## START

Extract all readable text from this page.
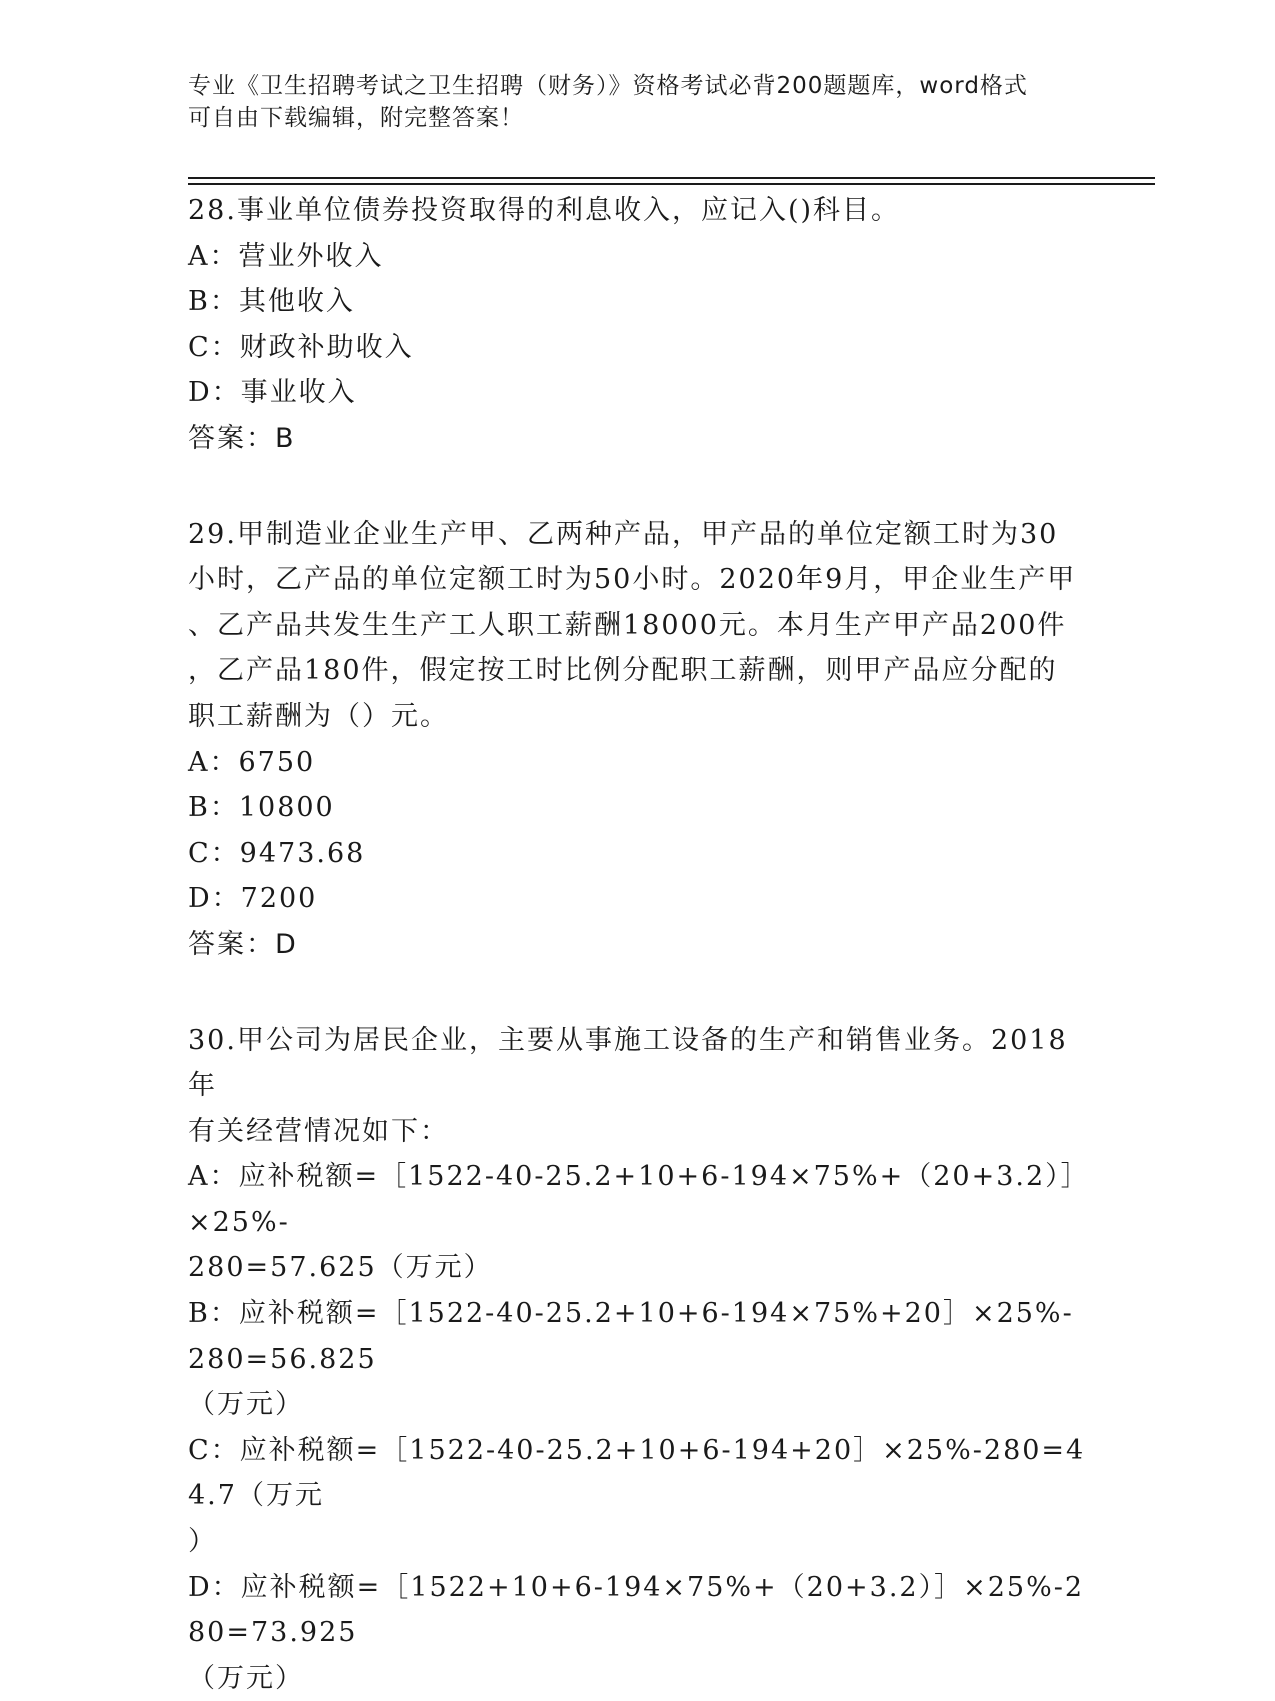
专业《卫生招聘考试之卫生招聘（财务）》资格考试必背200题题库，word格式
可自由下载编辑，附完整答案！
28.事业单位债券投资取得的利息收入，应记入()科目。
A：营业外收入
B：其他收入
C：财政补助收入
D：事业收入
答案：B
29.甲制造业企业生产甲、乙两种产品，甲产品的单位定额工时为30
小时，乙产品的单位定额工时为50小时。2020年9月，甲企业生产甲
、乙产品共发生生产工人职工薪酬18000元。本月生产甲产品200件
，乙产品180件，假定按工时比例分配职工薪酬，则甲产品应分配的
职工薪酬为（）元。
A：6750
B：10800
C：9473.68
D：7200
答案：D
30.甲公司为居民企业，主要从事施工设备的生产和销售业务。2018年
有关经营情况如下：
A：应补税额=［1522-40-25.2+10+6-194×75%+（20+3.2）］×25%-
280=57.625（万元）
B：应补税额=［1522-40-25.2+10+6-194×75%+20］×25%-280=56.825
（万元）
C：应补税额=［1522-40-25.2+10+6-194+20］×25%-280=44.7（万元
）
D：应补税额=［1522+10+6-194×75%+（20+3.2）］×25%-280=73.925
（万元）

## END

**Given instruction**
Using the material above, retype each entry exactly and omit the pictures.

**Reply**
Extract all readable text from this page.
专业《卫生招聘考试之卫生招聘（财务）》资格考试必背200题题库，word格式
可自由下载编辑，附完整答案！
28.事业单位债券投资取得的利息收入，应记入()科目。
A：营业外收入
B：其他收入
C：财政补助收入
D：事业收入
答案：B
29.甲制造业企业生产甲、乙两种产品，甲产品的单位定额工时为30
小时，乙产品的单位定额工时为50小时。2020年9月，甲企业生产甲
、乙产品共发生生产工人职工薪酬18000元。本月生产甲产品200件
，乙产品180件，假定按工时比例分配职工薪酬，则甲产品应分配的
职工薪酬为（）元。
A：6750
B：10800
C：9473.68
D：7200
答案：D
30.甲公司为居民企业，主要从事施工设备的生产和销售业务。2018年
有关经营情况如下：
A：应补税额=［1522-40-25.2+10+6-194×75%+（20+3.2）］×25%-
280=57.625（万元）
B：应补税额=［1522-40-25.2+10+6-194×75%+20］×25%-280=56.825
（万元）
C：应补税额=［1522-40-25.2+10+6-194+20］×25%-280=44.7（万元
）
D：应补税额=［1522+10+6-194×75%+（20+3.2）］×25%-280=73.925
（万元）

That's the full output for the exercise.